Brief: Please print exactly the lines running from the one that contains "What data populates this chart?" to the end of the data, with both lines included.

Extracted information:
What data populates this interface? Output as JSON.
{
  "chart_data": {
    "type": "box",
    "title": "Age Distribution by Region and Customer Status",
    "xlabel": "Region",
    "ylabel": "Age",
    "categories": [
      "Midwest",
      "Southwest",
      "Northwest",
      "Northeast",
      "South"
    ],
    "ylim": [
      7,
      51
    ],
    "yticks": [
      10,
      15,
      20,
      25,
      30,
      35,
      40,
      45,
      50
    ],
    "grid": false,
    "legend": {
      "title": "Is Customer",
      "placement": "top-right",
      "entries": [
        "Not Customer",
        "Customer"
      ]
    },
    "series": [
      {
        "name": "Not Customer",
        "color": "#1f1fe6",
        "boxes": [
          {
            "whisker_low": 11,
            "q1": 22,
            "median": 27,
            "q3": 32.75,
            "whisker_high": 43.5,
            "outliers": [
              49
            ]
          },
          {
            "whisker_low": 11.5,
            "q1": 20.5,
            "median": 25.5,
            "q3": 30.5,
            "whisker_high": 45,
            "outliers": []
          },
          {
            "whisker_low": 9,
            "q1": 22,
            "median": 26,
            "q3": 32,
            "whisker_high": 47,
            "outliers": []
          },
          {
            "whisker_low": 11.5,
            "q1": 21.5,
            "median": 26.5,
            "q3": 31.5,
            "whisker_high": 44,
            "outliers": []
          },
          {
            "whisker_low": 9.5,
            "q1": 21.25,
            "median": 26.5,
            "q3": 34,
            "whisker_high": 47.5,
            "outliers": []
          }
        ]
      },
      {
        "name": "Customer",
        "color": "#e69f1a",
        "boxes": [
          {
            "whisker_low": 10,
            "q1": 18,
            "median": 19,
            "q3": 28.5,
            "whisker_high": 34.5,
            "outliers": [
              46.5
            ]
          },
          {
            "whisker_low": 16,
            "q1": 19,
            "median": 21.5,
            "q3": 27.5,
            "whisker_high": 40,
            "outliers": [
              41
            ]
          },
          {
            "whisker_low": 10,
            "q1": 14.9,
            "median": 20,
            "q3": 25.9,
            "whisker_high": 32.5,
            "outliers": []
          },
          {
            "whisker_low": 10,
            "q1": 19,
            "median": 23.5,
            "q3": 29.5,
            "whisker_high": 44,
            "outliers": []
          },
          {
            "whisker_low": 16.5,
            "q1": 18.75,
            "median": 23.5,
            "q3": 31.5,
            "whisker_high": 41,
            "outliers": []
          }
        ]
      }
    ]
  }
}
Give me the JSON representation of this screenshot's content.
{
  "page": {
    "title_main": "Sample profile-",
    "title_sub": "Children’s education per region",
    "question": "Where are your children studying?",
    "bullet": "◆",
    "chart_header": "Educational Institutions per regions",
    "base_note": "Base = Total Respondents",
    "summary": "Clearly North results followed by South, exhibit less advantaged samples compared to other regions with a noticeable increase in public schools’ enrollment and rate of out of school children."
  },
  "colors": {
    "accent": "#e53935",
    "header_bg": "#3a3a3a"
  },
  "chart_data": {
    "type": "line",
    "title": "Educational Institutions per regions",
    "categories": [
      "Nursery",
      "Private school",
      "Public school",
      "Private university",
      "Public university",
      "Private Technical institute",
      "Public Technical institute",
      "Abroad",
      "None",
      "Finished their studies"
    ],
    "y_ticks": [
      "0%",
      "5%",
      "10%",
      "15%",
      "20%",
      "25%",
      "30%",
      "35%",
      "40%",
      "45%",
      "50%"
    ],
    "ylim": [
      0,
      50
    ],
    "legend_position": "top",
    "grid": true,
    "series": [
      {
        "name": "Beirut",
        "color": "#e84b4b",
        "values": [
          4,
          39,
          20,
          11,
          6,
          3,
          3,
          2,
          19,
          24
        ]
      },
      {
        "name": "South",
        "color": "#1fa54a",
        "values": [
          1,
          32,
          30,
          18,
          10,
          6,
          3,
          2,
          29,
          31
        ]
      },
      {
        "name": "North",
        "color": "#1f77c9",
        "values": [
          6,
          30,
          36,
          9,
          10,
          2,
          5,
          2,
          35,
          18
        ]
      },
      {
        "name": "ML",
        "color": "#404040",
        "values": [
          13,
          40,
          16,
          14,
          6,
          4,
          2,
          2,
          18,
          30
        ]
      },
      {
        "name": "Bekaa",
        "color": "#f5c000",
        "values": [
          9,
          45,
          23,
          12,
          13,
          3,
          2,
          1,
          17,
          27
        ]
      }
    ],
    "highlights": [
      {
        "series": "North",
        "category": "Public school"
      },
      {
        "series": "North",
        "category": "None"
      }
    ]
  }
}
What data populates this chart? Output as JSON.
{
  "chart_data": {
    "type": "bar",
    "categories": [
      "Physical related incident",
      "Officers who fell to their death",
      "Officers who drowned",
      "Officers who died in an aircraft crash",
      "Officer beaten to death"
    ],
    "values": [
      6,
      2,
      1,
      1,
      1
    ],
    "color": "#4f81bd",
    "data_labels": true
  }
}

Expected answer:
What data populates this chart? Output as JSON.
{
  "chart_data": {
    "type": "bar",
    "categories": [
      "Physical related incident",
      "Officers who fell to their death",
      "Officers who drowned",
      "Officers who died in an aircraft crash",
      "Officer beaten to death"
    ],
    "values": [
      6,
      2,
      1,
      1,
      1
    ],
    "color": "#4f81bd",
    "data_labels": true
  }
}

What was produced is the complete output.